Objective> Wherever the word "this" shows up in a line, please copy that line.

(Stored data entries)
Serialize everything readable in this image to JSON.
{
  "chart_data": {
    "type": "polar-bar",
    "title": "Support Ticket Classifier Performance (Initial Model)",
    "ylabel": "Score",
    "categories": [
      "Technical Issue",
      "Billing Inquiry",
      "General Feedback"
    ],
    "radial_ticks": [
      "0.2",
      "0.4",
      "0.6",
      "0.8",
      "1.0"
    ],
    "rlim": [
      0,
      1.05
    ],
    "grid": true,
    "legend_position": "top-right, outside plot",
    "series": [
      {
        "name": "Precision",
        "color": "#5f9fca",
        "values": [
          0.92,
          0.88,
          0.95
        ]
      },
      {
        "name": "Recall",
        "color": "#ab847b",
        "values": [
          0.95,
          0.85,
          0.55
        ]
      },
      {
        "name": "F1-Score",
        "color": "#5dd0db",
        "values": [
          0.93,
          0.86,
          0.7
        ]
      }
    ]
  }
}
---
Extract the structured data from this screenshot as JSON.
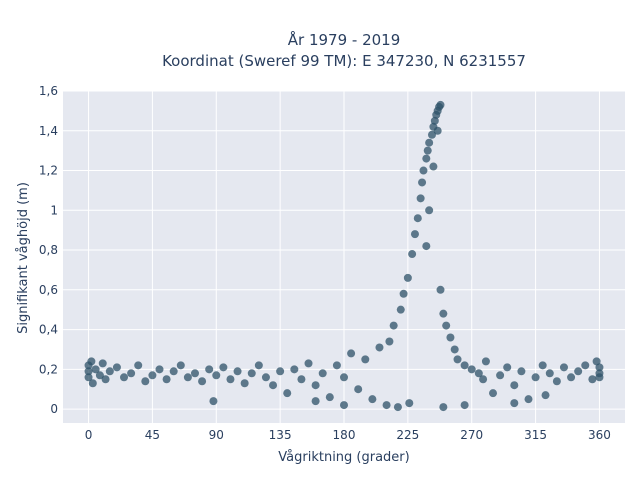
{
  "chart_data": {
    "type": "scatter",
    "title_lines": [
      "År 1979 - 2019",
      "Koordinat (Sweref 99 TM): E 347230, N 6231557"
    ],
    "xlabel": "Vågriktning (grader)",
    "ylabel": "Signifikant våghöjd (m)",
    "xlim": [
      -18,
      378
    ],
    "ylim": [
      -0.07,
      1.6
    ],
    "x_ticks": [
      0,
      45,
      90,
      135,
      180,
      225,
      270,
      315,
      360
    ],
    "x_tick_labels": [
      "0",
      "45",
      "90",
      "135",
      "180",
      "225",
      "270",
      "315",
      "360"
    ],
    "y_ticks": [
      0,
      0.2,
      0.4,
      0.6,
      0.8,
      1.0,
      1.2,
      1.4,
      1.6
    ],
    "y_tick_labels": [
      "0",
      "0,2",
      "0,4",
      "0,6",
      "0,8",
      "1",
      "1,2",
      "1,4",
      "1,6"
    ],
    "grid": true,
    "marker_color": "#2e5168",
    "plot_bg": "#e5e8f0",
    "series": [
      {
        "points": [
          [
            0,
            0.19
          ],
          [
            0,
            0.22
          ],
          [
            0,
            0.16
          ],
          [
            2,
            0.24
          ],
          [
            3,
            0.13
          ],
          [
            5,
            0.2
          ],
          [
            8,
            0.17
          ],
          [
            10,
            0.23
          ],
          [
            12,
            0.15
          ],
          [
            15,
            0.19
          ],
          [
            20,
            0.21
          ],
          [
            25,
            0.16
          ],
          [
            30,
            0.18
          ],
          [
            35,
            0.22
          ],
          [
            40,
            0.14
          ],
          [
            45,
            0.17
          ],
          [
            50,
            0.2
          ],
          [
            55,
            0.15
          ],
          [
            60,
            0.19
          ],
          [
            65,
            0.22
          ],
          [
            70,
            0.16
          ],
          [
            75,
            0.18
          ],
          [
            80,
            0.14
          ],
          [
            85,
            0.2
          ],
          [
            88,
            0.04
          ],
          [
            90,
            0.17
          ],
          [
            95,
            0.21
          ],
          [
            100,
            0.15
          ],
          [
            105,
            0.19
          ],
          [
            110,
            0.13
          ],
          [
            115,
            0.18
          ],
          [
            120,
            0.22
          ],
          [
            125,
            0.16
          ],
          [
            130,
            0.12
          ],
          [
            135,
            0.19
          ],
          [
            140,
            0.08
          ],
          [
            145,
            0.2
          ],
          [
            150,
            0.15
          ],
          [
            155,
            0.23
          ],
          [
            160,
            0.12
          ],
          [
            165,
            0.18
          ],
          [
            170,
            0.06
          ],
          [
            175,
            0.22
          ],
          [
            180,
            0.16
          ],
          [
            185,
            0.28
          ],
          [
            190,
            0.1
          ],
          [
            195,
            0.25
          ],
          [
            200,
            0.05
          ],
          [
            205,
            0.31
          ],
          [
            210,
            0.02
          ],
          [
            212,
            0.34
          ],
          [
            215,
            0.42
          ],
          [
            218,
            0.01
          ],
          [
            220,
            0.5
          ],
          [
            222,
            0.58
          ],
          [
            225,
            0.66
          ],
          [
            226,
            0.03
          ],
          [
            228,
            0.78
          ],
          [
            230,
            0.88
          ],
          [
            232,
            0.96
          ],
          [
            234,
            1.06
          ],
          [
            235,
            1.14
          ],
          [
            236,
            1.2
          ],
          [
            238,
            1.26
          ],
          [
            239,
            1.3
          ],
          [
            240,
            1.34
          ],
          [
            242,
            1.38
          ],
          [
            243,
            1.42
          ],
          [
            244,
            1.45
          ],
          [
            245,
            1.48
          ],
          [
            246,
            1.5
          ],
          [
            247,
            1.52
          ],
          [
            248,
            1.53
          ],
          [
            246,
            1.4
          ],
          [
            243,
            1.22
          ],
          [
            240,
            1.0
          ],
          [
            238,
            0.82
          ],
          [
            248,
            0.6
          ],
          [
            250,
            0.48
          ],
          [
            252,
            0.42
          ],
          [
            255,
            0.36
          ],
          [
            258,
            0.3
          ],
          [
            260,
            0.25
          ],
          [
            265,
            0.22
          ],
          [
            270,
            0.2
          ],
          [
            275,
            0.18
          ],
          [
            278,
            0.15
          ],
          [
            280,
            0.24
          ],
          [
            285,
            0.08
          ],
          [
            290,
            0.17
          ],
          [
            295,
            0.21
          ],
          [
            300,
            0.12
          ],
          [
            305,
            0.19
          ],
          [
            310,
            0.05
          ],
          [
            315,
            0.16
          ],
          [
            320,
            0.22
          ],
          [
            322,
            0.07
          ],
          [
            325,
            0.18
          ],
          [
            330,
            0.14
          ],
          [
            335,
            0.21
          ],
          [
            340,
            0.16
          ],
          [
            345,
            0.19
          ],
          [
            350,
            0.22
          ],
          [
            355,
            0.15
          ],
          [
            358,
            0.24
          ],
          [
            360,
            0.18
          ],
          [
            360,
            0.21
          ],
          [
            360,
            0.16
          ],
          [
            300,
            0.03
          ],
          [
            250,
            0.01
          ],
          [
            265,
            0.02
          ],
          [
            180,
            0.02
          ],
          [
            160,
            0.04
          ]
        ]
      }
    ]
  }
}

Task answer>
Serialize everything readable in this image to JSON.
Extract the structured data from this screenshot as JSON.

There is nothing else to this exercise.